**WORK TO COMPLETE:**
Find and copy every line in the records that includes the string "data".
━━━━━━━━━━━━━━━━━━━━
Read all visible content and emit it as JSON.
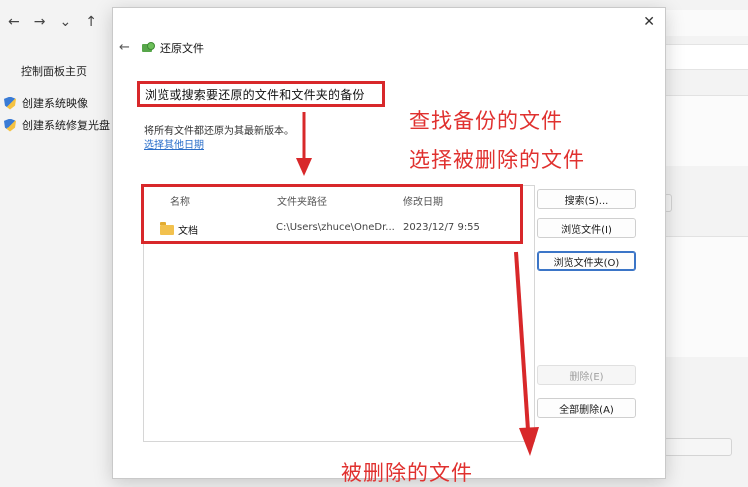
{
  "background_window": {
    "nav_glyphs": [
      "←",
      "→",
      "⌄",
      "↑"
    ],
    "sidebar_home": "控制面板主页",
    "sidebar_links": [
      {
        "label": "创建系统映像",
        "icon": "shield-icon"
      },
      {
        "label": "创建系统修复光盘",
        "icon": "shield-icon"
      }
    ]
  },
  "dialog": {
    "close_glyph": "✕",
    "back_glyph": "←",
    "title": "还原文件",
    "heading": "浏览或搜索要还原的文件和文件夹的备份",
    "description": "将所有文件都还原为其最新版本。",
    "date_link": "选择其他日期",
    "columns": [
      "名称",
      "文件夹路径",
      "修改日期"
    ],
    "rows": [
      {
        "name": "文档",
        "path": "C:\\Users\\zhuce\\OneDr...",
        "date": "2023/12/7 9:55",
        "icon": "folder-icon"
      }
    ],
    "buttons": {
      "search": "搜索(S)...",
      "browse_files": "浏览文件(I)",
      "browse_folders": "浏览文件夹(O)",
      "delete": "删除(E)",
      "delete_all": "全部删除(A)"
    }
  },
  "annotations": {
    "line1": "查找备份的文件",
    "line2": "选择被删除的文件",
    "line3": "被删除的文件",
    "color": "#e0312f"
  }
}
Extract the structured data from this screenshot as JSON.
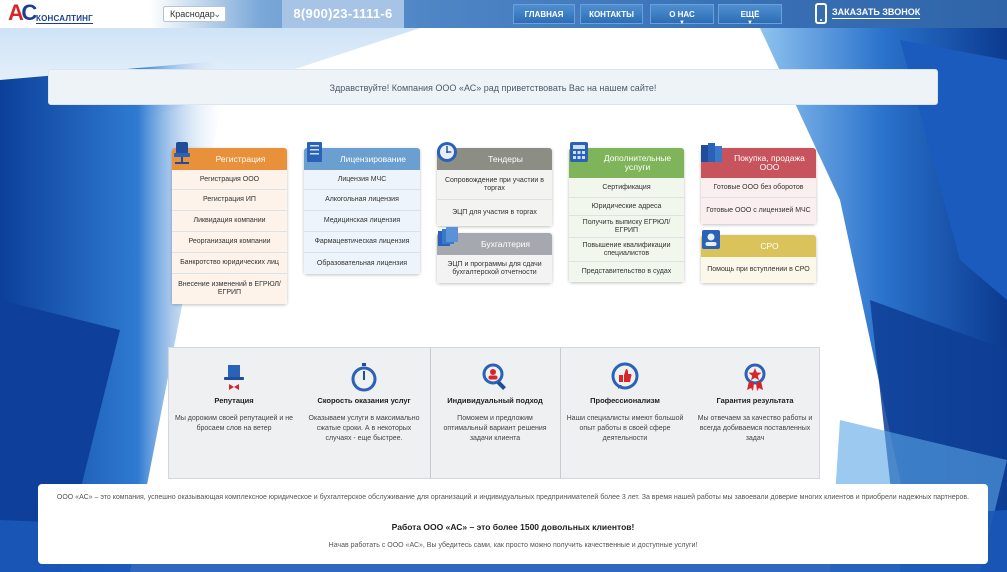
{
  "header": {
    "logo_mark": "АС",
    "logo_text": "КОНСАЛТИНГ",
    "city": "Краснодар",
    "phone": "8(900)23-1111-6",
    "nav": [
      {
        "label": "ГЛАВНАЯ",
        "dropdown": false
      },
      {
        "label": "КОНТАКТЫ",
        "dropdown": false
      },
      {
        "label": "О НАС",
        "dropdown": true
      },
      {
        "label": "ЕЩЁ",
        "dropdown": true
      }
    ],
    "callback_label": "ЗАКАЗАТЬ ЗВОНОК",
    "dropdown_glyph": "▼"
  },
  "welcome_text": "Здравствуйте! Компания ООО «АС» рад приветствовать Вас на нашем сайте!",
  "cards": {
    "registration": {
      "title": "Регистрация",
      "color": "#e8913a",
      "items": [
        "Регистрация ООО",
        "Регистрация ИП",
        "Ликвидация компании",
        "Реорганизация компании",
        "Банкротство юридических лиц",
        "Внесение изменений в ЕГРЮЛ/ЕГРИП"
      ]
    },
    "licensing": {
      "title": "Лицензирование",
      "color": "#6a9fd0",
      "items": [
        "Лицензия МЧС",
        "Алкогольная лицензия",
        "Медицинская лицензия",
        "Фармацевтическая лицензия",
        "Образовательная лицензия"
      ]
    },
    "tenders": {
      "title": "Тендеры",
      "color": "#8c8e85",
      "items": [
        "Сопровождение при участии в торгах",
        "ЭЦП для участия в торгах"
      ]
    },
    "accounting": {
      "title": "Бухгалтерия",
      "color": "#a5a8ae",
      "items": [
        "ЭЦП и программы для сдачи бухгалтерской отчетности"
      ]
    },
    "additional": {
      "title": "Дополнительные услуги",
      "color": "#7fb45a",
      "items": [
        "Сертификация",
        "Юридические адреса",
        "Получить выписку ЕГРЮЛ/ЕГРИП",
        "Повышение квалификации специалистов",
        "Представительство в судах"
      ]
    },
    "sale": {
      "title": "Покупка, продажа ООО",
      "color": "#c7545c",
      "items": [
        "Готовые ООО без оборотов",
        "Готовые ООО с лицензией МЧС"
      ]
    },
    "sro": {
      "title": "СРО",
      "color": "#d9c35a",
      "items": [
        "Помощь при вступлении в СРО"
      ]
    }
  },
  "features": [
    {
      "title": "Репутация",
      "text": "Мы дорожим своей репутацией и не бросаем слов на ветер",
      "icon": "top-hat-icon"
    },
    {
      "title": "Скорость оказания услуг",
      "text": "Оказываем услуги в максимально сжатые сроки. А в некоторых случаях - еще быстрее.",
      "icon": "stopwatch-icon"
    },
    {
      "title": "Индивидуальный подход",
      "text": "Поможем и предложим оптимальный вариант решения задачи клиента",
      "icon": "magnifier-person-icon"
    },
    {
      "title": "Профессионализм",
      "text": "Наши специалисты имеют большой опыт работы в своей сфере деятельности",
      "icon": "thumbs-up-icon"
    },
    {
      "title": "Гарантия результата",
      "text": "Мы отвечаем за качество работы и всегда добиваемся поставленных задач",
      "icon": "award-icon"
    }
  ],
  "bottom": {
    "about": "ООО «АС» – это компания, успешно оказывающая комплексное юридическое и бухгалтерское обслуживание для организаций и индивидуальных предпринимателей более 3 лет. За время нашей работы мы завоевали доверие многих клиентов и приобрели надежных партнеров.",
    "highlight": "Работа ООО «АС» – это более 1500 довольных клиентов!",
    "cta": "Начав работать с ООО «АС», Вы убедитесь сами, как просто можно получить качественные и доступные услуги!"
  }
}
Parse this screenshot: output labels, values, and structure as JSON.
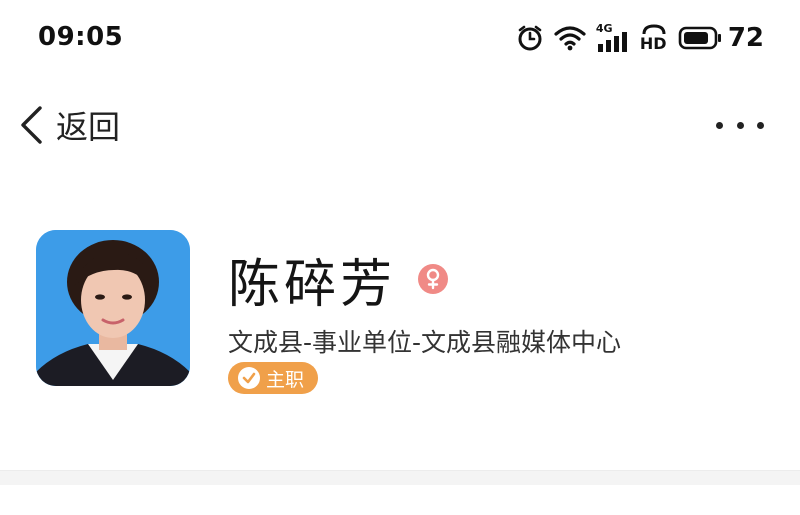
{
  "status_bar": {
    "time": "09:05",
    "network": "4G",
    "hd": "HD",
    "battery": "72",
    "icons": [
      "alarm-icon",
      "wifi-icon",
      "signal-4g-icon",
      "hd-voice-icon",
      "battery-icon"
    ]
  },
  "nav": {
    "back_label": "返回",
    "back_icon": "chevron-left-icon",
    "more_icon": "more-horizontal-icon"
  },
  "profile": {
    "name": "陈碎芳",
    "gender_icon": "female-icon",
    "organization": "文成县-事业单位-文成县融媒体中心",
    "role_badge": "主职",
    "colors": {
      "avatar_bg": "#3d9ce8",
      "gender_badge": "#f08a86",
      "role_badge": "#f0a04a"
    }
  }
}
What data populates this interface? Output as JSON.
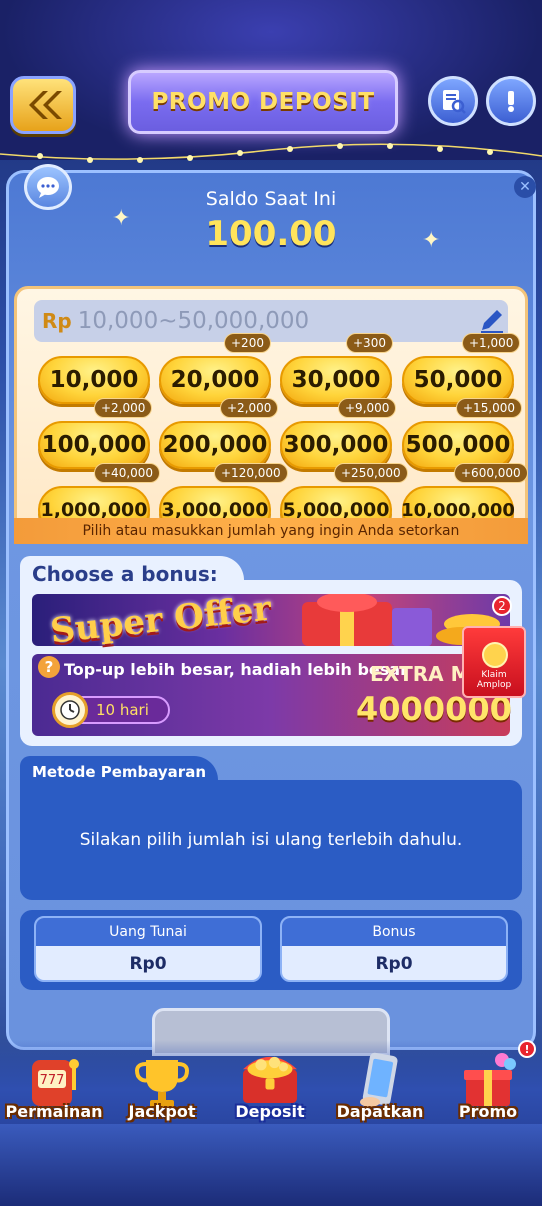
{
  "header": {
    "title": "PROMO DEPOSIT",
    "back_icon": "double-chevron-left-icon",
    "history_icon": "document-search-icon",
    "info_icon": "exclamation-icon"
  },
  "balance": {
    "label": "Saldo Saat Ini",
    "value": "100.00"
  },
  "amount": {
    "currency": "Rp",
    "placeholder": "10,000~50,000,000",
    "hint": "Pilih atau masukkan jumlah yang ingin Anda setorkan",
    "options": [
      {
        "value": "10,000",
        "bonus": ""
      },
      {
        "value": "20,000",
        "bonus": "+200"
      },
      {
        "value": "30,000",
        "bonus": "+300"
      },
      {
        "value": "50,000",
        "bonus": "+1,000"
      },
      {
        "value": "100,000",
        "bonus": "+2,000"
      },
      {
        "value": "200,000",
        "bonus": "+2,000"
      },
      {
        "value": "300,000",
        "bonus": "+9,000"
      },
      {
        "value": "500,000",
        "bonus": "+15,000"
      },
      {
        "value": "1,000,000",
        "bonus": "+40,000"
      },
      {
        "value": "3,000,000",
        "bonus": "+120,000"
      },
      {
        "value": "5,000,000",
        "bonus": "+250,000"
      },
      {
        "value": "10,000,000",
        "bonus": "+600,000"
      }
    ]
  },
  "bonus": {
    "heading": "Choose a bonus:",
    "super_offer": "Super Offer",
    "topup_text": "Top-up lebih besar, hadiah lebih besar",
    "extra_label": "EXTRA MA",
    "extra_value": "4000000",
    "timer": "10 hari",
    "envelope_label": "Klaim Amplop",
    "envelope_badge": "2"
  },
  "payment": {
    "heading": "Metode Pembayaran",
    "message": "Silakan pilih jumlah isi ulang terlebih dahulu."
  },
  "summary": {
    "cash_label": "Uang Tunai",
    "cash_value": "Rp0",
    "bonus_label": "Bonus",
    "bonus_value": "Rp0"
  },
  "nav": {
    "items": [
      {
        "label": "Permainan",
        "icon": "slot-machine-icon"
      },
      {
        "label": "Jackpot",
        "icon": "trophy-icon"
      },
      {
        "label": "Deposit",
        "icon": "treasure-chest-icon"
      },
      {
        "label": "Dapatkan",
        "icon": "phone-icon"
      },
      {
        "label": "Promo",
        "icon": "gift-icon"
      }
    ],
    "promo_badge": "!"
  }
}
━━━━━━━━━━━━━━━━━━━━
**SOLUTION TO THE EXERCISE:**
Extract the structured data from this screenshot as JSON.
What data populates this interface? Output as JSON.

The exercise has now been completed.